__YOUR INSTRUCTIONS__. Rewrite the records below with every occurrence of "watermark-year" replaced by "background-year", leaving all other text unchanged and omitting the pictures.

BEGIN DATA RECORDS

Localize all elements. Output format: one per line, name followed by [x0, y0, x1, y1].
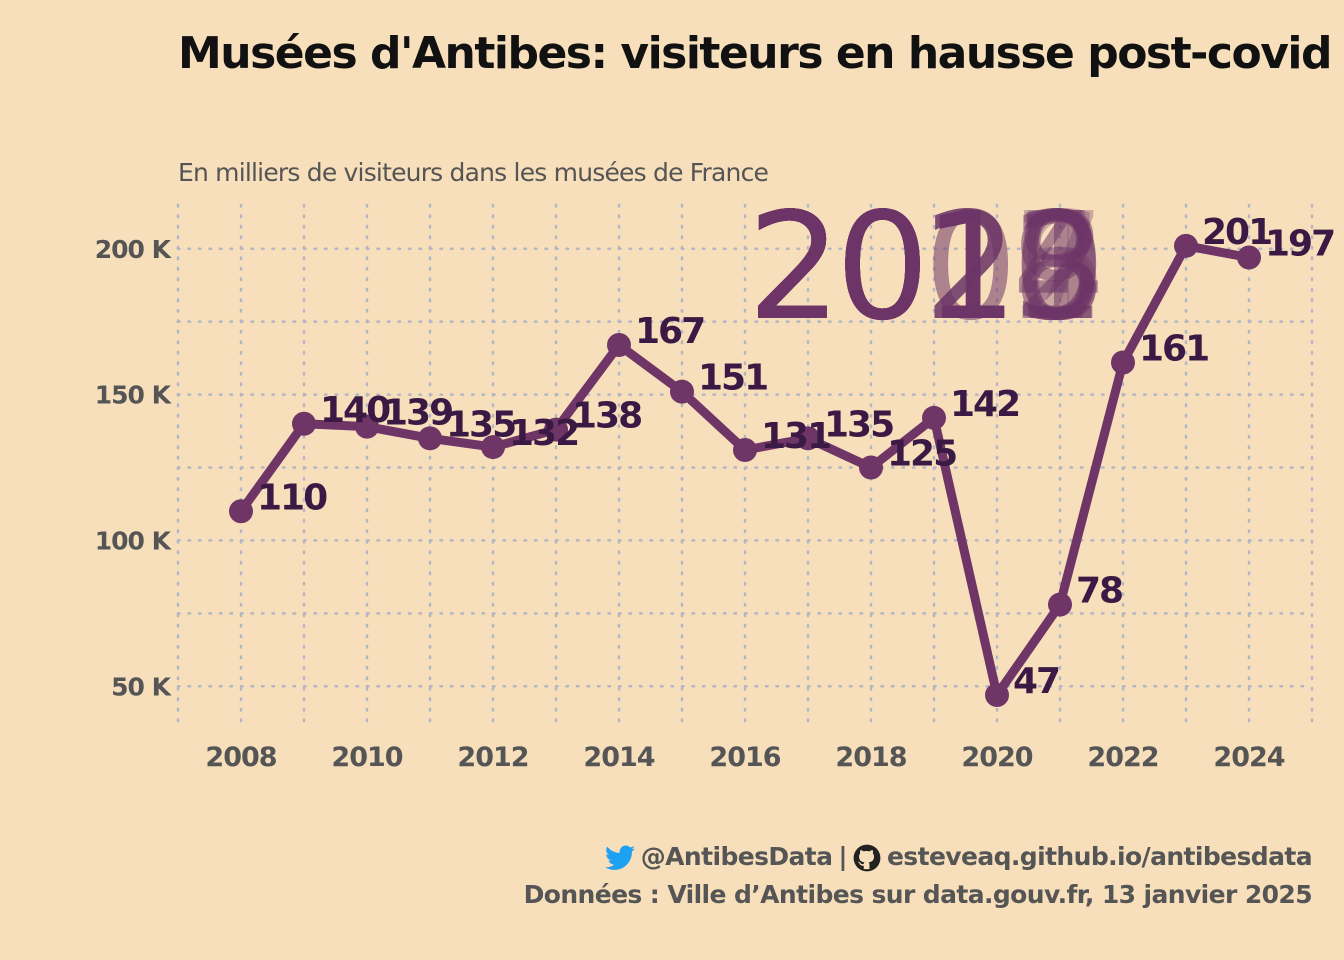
- watermark-year: 2022: [747, 181, 1100, 353]
- data-label: 125: [887, 434, 956, 475]
- data-label: 139: [383, 393, 452, 434]
- data-point: [418, 426, 442, 451]
- caption: @AntibesData | esteveaq.github.io/antibe…: [523, 838, 1313, 914]
- x-tick-label: 2012: [457, 742, 528, 773]
- watermark-year: 2014: [747, 181, 1100, 353]
- data-label: 135: [446, 404, 515, 445]
- x-tick-label: 2014: [583, 742, 654, 773]
- y-tick-label: 200 K: [95, 235, 173, 264]
- data-point: [922, 405, 946, 430]
- x-tick-label: 2024: [1213, 742, 1284, 773]
- data-point: [1048, 592, 1072, 617]
- data-point: [481, 435, 505, 460]
- axes: 50 K 100 K 150 K 200 K 2008 2010 2012 2014 2016 2…: [95, 235, 1286, 773]
- watermark-year: 2013: [747, 181, 1100, 353]
- data-label: 110: [257, 477, 327, 518]
- caption-credits: @AntibesData | esteveaq.github.io/antibe…: [524, 838, 1313, 876]
- watermark-year: 2017: [747, 181, 1100, 353]
- data-label: 135: [824, 404, 893, 445]
- data-point: [733, 438, 757, 462]
- y-tick-label: 100 K: [95, 526, 173, 555]
- data-point: [796, 426, 820, 451]
- data-point: [355, 414, 379, 439]
- data-point: [292, 411, 316, 436]
- x-tick-label: 2020: [961, 742, 1032, 773]
- data-label: 161: [1139, 329, 1208, 370]
- chart-subtitle: En milliers de visiteurs dans les musées…: [178, 158, 769, 187]
- data-label: 142: [950, 384, 1019, 425]
- watermark-year: 2009: [747, 181, 1100, 353]
- twitter-handle[interactable]: @AntibesData: [640, 842, 833, 871]
- data-label: 131: [761, 416, 830, 457]
- year-watermark: 2008200920102011201220132014201520162017…: [747, 181, 1106, 353]
- y-tick-label: 50 K: [111, 672, 172, 701]
- data-label: 197: [1265, 224, 1334, 265]
- data-label: 47: [1013, 661, 1059, 702]
- data-point: [1237, 245, 1261, 270]
- watermark-year: 2015: [747, 181, 1100, 353]
- watermark-year: 2018: [747, 181, 1100, 353]
- watermark-year: 2008: [747, 181, 1100, 353]
- watermark-year: 2024: [747, 181, 1100, 353]
- data-label: 151: [698, 358, 767, 399]
- data-point: [1174, 233, 1198, 258]
- data-point: [859, 455, 883, 480]
- data-point: [670, 379, 694, 404]
- caption-separator: |: [838, 842, 847, 871]
- watermark-year: 2012: [747, 181, 1100, 353]
- data-label: 167: [635, 311, 704, 352]
- data-source: Données : Ville d’Antibes sur data.gouv.…: [523, 880, 1313, 909]
- data-label: 140: [320, 390, 390, 431]
- x-tick-label: 2008: [205, 742, 276, 773]
- x-tick-label: 2022: [1087, 742, 1158, 773]
- data-label: 78: [1076, 571, 1122, 612]
- watermark-year: 2010: [747, 181, 1100, 353]
- data-label: 138: [572, 396, 641, 437]
- data-point: [607, 333, 631, 357]
- watermark-year: 2016: [747, 181, 1100, 353]
- x-tick-label: 2018: [835, 742, 906, 773]
- watermark-year: 2020: [747, 181, 1100, 353]
- github-link[interactable]: esteveaq.github.io/antibesdata: [886, 842, 1313, 871]
- data-label: 132: [509, 413, 578, 454]
- github-icon: [853, 838, 881, 876]
- twitter-icon: [604, 838, 635, 876]
- data-label: 201: [1202, 212, 1271, 253]
- watermark-year: 2011: [747, 181, 1100, 353]
- watermark-year: 2021: [747, 181, 1100, 353]
- watermark-year: 2019: [747, 181, 1100, 353]
- data-point: [544, 417, 568, 442]
- x-tick-label: 2010: [331, 742, 402, 773]
- data-point: [1111, 350, 1135, 375]
- y-tick-label: 150 K: [95, 381, 173, 410]
- series-visitors: [229, 233, 1261, 707]
- watermark-year: 2023: [747, 181, 1100, 353]
- grid: [176, 203, 1314, 732]
- data-point: [229, 499, 253, 524]
- data-labels: 1101401391351321381671511311351251424778…: [257, 212, 1336, 702]
- chart-title: Musées d'Antibes: visiteurs en hausse po…: [178, 28, 1332, 79]
- data-point: [985, 683, 1009, 707]
- x-tick-label: 2016: [709, 742, 780, 773]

END DATA RECORDS

__OUTPUT FOR THIS TASK__.
Localize all elements. Output format: one per line, name followed by [x0, y0, x1, y1].
- background-year: 2022: [747, 181, 1100, 353]
- data-label: 125: [887, 434, 956, 475]
- data-label: 139: [383, 393, 452, 434]
- data-point: [418, 426, 442, 451]
- caption: @AntibesData | esteveaq.github.io/antibe…: [523, 838, 1313, 914]
- x-tick-label: 2012: [457, 742, 528, 773]
- background-year: 2014: [747, 181, 1100, 353]
- data-label: 135: [446, 404, 515, 445]
- x-tick-label: 2014: [583, 742, 654, 773]
- y-tick-label: 200 K: [95, 235, 173, 264]
- data-point: [922, 405, 946, 430]
- x-tick-label: 2024: [1213, 742, 1284, 773]
- data-point: [1048, 592, 1072, 617]
- data-point: [481, 435, 505, 460]
- axes: 50 K 100 K 150 K 200 K 2008 2010 2012 2014 2016 2…: [95, 235, 1286, 773]
- background-year: 2013: [747, 181, 1100, 353]
- data-label: 110: [257, 477, 327, 518]
- caption-credits: @AntibesData | esteveaq.github.io/antibe…: [524, 838, 1313, 876]
- background-year: 2017: [747, 181, 1100, 353]
- data-label: 135: [824, 404, 893, 445]
- data-point: [733, 438, 757, 462]
- y-tick-label: 100 K: [95, 526, 173, 555]
- data-point: [796, 426, 820, 451]
- data-point: [355, 414, 379, 439]
- data-point: [292, 411, 316, 436]
- x-tick-label: 2020: [961, 742, 1032, 773]
- data-label: 161: [1139, 329, 1208, 370]
- chart-subtitle: En milliers de visiteurs dans les musées…: [178, 158, 769, 187]
- data-label: 142: [950, 384, 1019, 425]
- background-year: 2009: [747, 181, 1100, 353]
- twitter-handle[interactable]: @AntibesData: [640, 842, 833, 871]
- data-label: 131: [761, 416, 830, 457]
- year-watermark: 2008200920102011201220132014201520162017…: [747, 181, 1106, 353]
- y-tick-label: 50 K: [111, 672, 172, 701]
- data-label: 197: [1265, 224, 1334, 265]
- data-label: 47: [1013, 661, 1059, 702]
- data-point: [1237, 245, 1261, 270]
- background-year: 2015: [747, 181, 1100, 353]
- background-year: 2018: [747, 181, 1100, 353]
- background-year: 2008: [747, 181, 1100, 353]
- background-year: 2024: [747, 181, 1100, 353]
- data-label: 151: [698, 358, 767, 399]
- data-point: [1174, 233, 1198, 258]
- data-point: [859, 455, 883, 480]
- data-point: [670, 379, 694, 404]
- caption-separator: |: [838, 842, 847, 871]
- background-year: 2012: [747, 181, 1100, 353]
- data-label: 167: [635, 311, 704, 352]
- data-source: Données : Ville d’Antibes sur data.gouv.…: [523, 880, 1313, 909]
- data-label: 140: [320, 390, 390, 431]
- x-tick-label: 2008: [205, 742, 276, 773]
- x-tick-label: 2022: [1087, 742, 1158, 773]
- data-label: 78: [1076, 571, 1122, 612]
- background-year: 2010: [747, 181, 1100, 353]
- data-label: 138: [572, 396, 641, 437]
- data-point: [607, 333, 631, 357]
- background-year: 2016: [747, 181, 1100, 353]
- x-tick-label: 2018: [835, 742, 906, 773]
- background-year: 2020: [747, 181, 1100, 353]
- github-link[interactable]: esteveaq.github.io/antibesdata: [886, 842, 1313, 871]
- data-label: 132: [509, 413, 578, 454]
- github-icon: [853, 838, 881, 876]
- twitter-icon: [604, 838, 635, 876]
- data-label: 201: [1202, 212, 1271, 253]
- background-year: 2011: [747, 181, 1100, 353]
- background-year: 2021: [747, 181, 1100, 353]
- background-year: 2019: [747, 181, 1100, 353]
- data-point: [544, 417, 568, 442]
- x-tick-label: 2010: [331, 742, 402, 773]
- data-point: [1111, 350, 1135, 375]
- y-tick-label: 150 K: [95, 381, 173, 410]
- series-visitors: [229, 233, 1261, 707]
- background-year: 2023: [747, 181, 1100, 353]
- grid: [176, 203, 1314, 732]
- data-point: [229, 499, 253, 524]
- data-labels: 1101401391351321381671511311351251424778…: [257, 212, 1336, 702]
- chart-title: Musées d'Antibes: visiteurs en hausse po…: [178, 28, 1332, 79]
- data-point: [985, 683, 1009, 707]
- x-tick-label: 2016: [709, 742, 780, 773]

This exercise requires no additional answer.